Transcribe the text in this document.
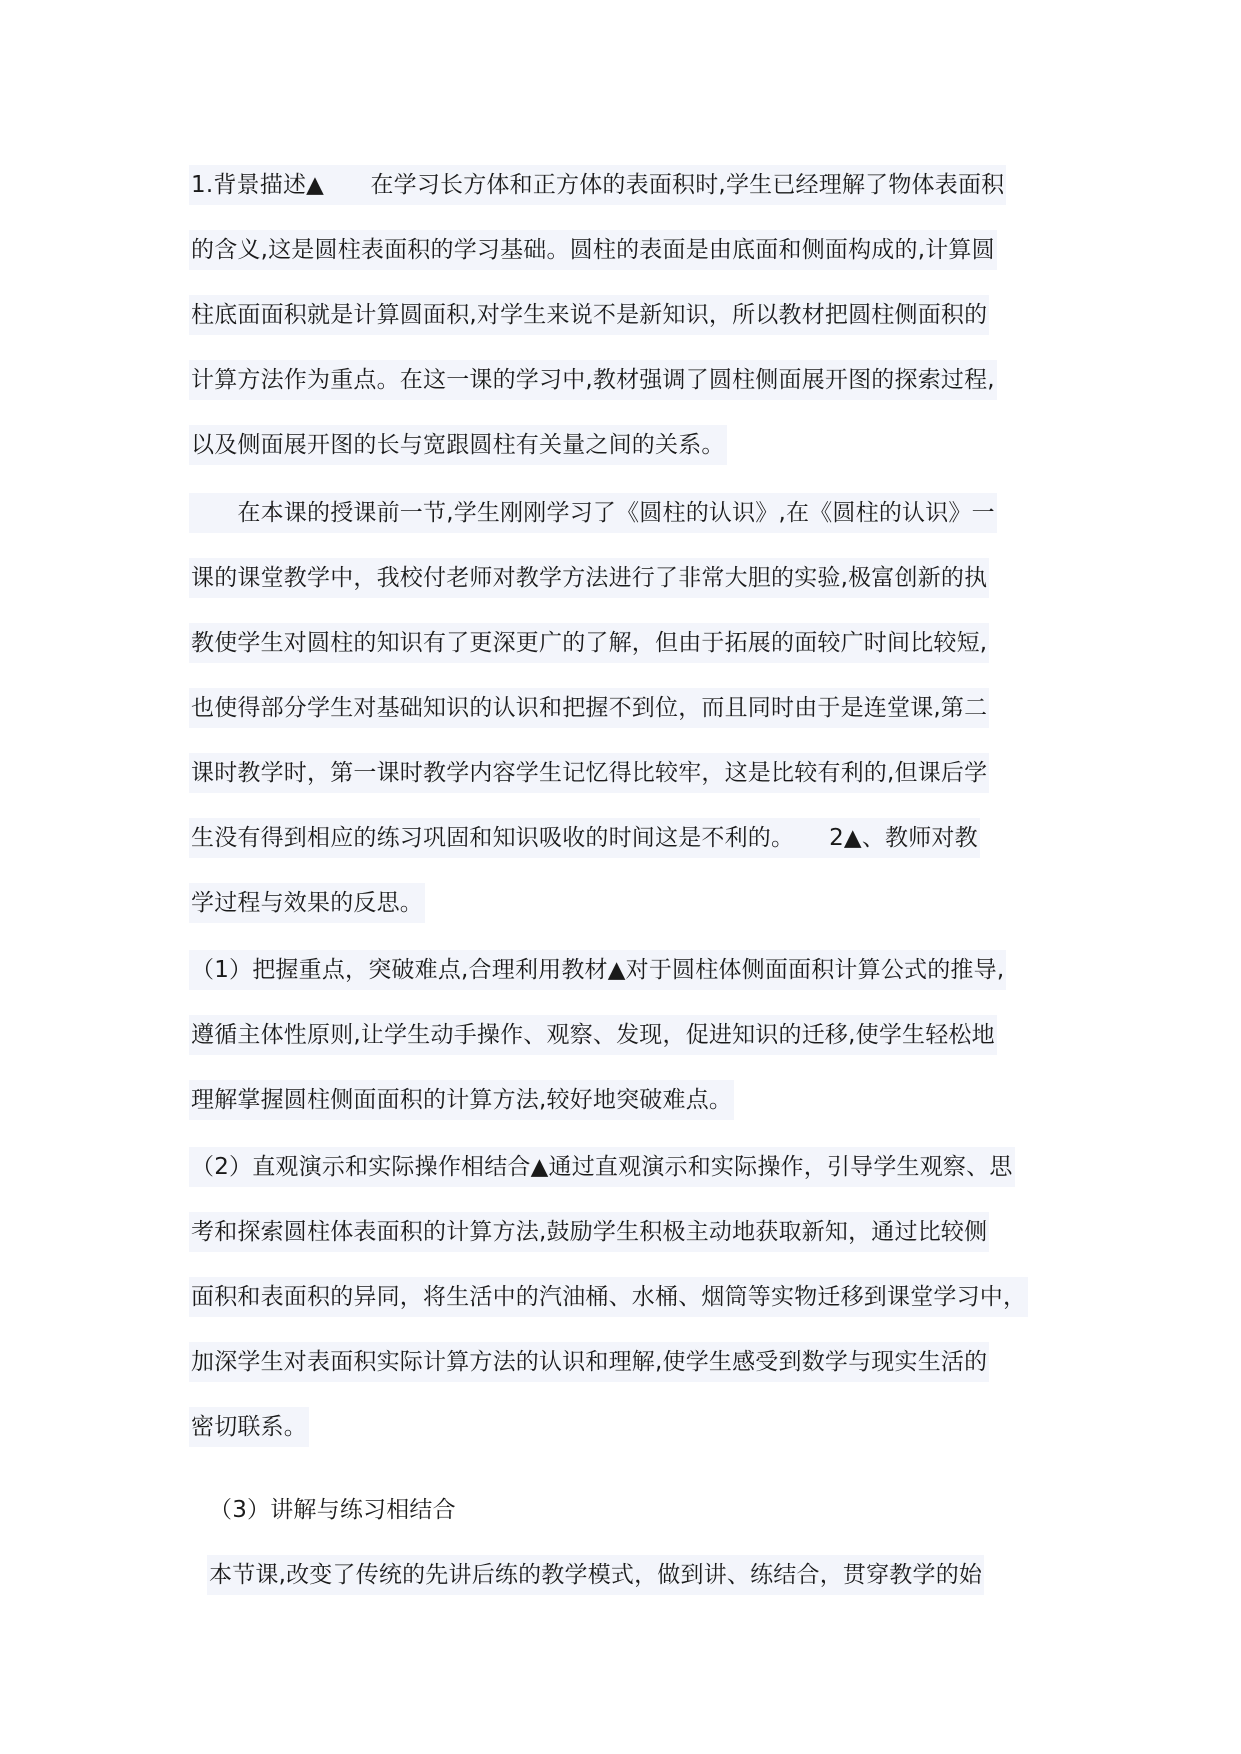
1.背景描述▲　　在学习长方体和正方体的表面积时,学生已经理解了物体表面积
的含义,这是圆柱表面积的学习基础。圆柱的表面是由底面和侧面构成的,计算圆
柱底面面积就是计算圆面积,对学生来说不是新知识，所以教材把圆柱侧面积的
计算方法作为重点。在这一课的学习中,教材强调了圆柱侧面展开图的探索过程,
以及侧面展开图的长与宽跟圆柱有关量之间的关系。
　　在本课的授课前一节,学生刚刚学习了《圆柱的认识》,在《圆柱的认识》一
课的课堂教学中，我校付老师对教学方法进行了非常大胆的实验,极富创新的执
教使学生对圆柱的知识有了更深更广的了解，但由于拓展的面较广时间比较短,
也使得部分学生对基础知识的认识和把握不到位，而且同时由于是连堂课,第二
课时教学时，第一课时教学内容学生记忆得比较牢，这是比较有利的,但课后学
生没有得到相应的练习巩固和知识吸收的时间这是不利的。　　2▲、教师对教
学过程与效果的反思。
（1）把握重点，突破难点,合理利用教材▲对于圆柱体侧面面积计算公式的推导,
遵循主体性原则,让学生动手操作、观察、发现，促进知识的迁移,使学生轻松地
理解掌握圆柱侧面面积的计算方法,较好地突破难点。
（2）直观演示和实际操作相结合▲通过直观演示和实际操作，引导学生观察、思
考和探索圆柱体表面积的计算方法,鼓励学生积极主动地获取新知，通过比较侧
面积和表面积的异同，将生活中的汽油桶、水桶、烟筒等实物迁移到课堂学习中，
加深学生对表面积实际计算方法的认识和理解,使学生感受到数学与现实生活的
密切联系。
（3）讲解与练习相结合
本节课,改变了传统的先讲后练的教学模式，做到讲、练结合，贯穿教学的始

## [Task brief]
Take the listing above and restate it word for word, without its pictures.

## [Correct output]
Transcribe the text in this document.
1.背景描述▲　　在学习长方体和正方体的表面积时,学生已经理解了物体表面积
的含义,这是圆柱表面积的学习基础。圆柱的表面是由底面和侧面构成的,计算圆
柱底面面积就是计算圆面积,对学生来说不是新知识，所以教材把圆柱侧面积的
计算方法作为重点。在这一课的学习中,教材强调了圆柱侧面展开图的探索过程,
以及侧面展开图的长与宽跟圆柱有关量之间的关系。
　　在本课的授课前一节,学生刚刚学习了《圆柱的认识》,在《圆柱的认识》一
课的课堂教学中，我校付老师对教学方法进行了非常大胆的实验,极富创新的执
教使学生对圆柱的知识有了更深更广的了解，但由于拓展的面较广时间比较短,
也使得部分学生对基础知识的认识和把握不到位，而且同时由于是连堂课,第二
课时教学时，第一课时教学内容学生记忆得比较牢，这是比较有利的,但课后学
生没有得到相应的练习巩固和知识吸收的时间这是不利的。　　2▲、教师对教
学过程与效果的反思。
（1）把握重点，突破难点,合理利用教材▲对于圆柱体侧面面积计算公式的推导,
遵循主体性原则,让学生动手操作、观察、发现，促进知识的迁移,使学生轻松地
理解掌握圆柱侧面面积的计算方法,较好地突破难点。
（2）直观演示和实际操作相结合▲通过直观演示和实际操作，引导学生观察、思
考和探索圆柱体表面积的计算方法,鼓励学生积极主动地获取新知，通过比较侧
面积和表面积的异同，将生活中的汽油桶、水桶、烟筒等实物迁移到课堂学习中，
加深学生对表面积实际计算方法的认识和理解,使学生感受到数学与现实生活的
密切联系。
（3）讲解与练习相结合
本节课,改变了传统的先讲后练的教学模式，做到讲、练结合，贯穿教学的始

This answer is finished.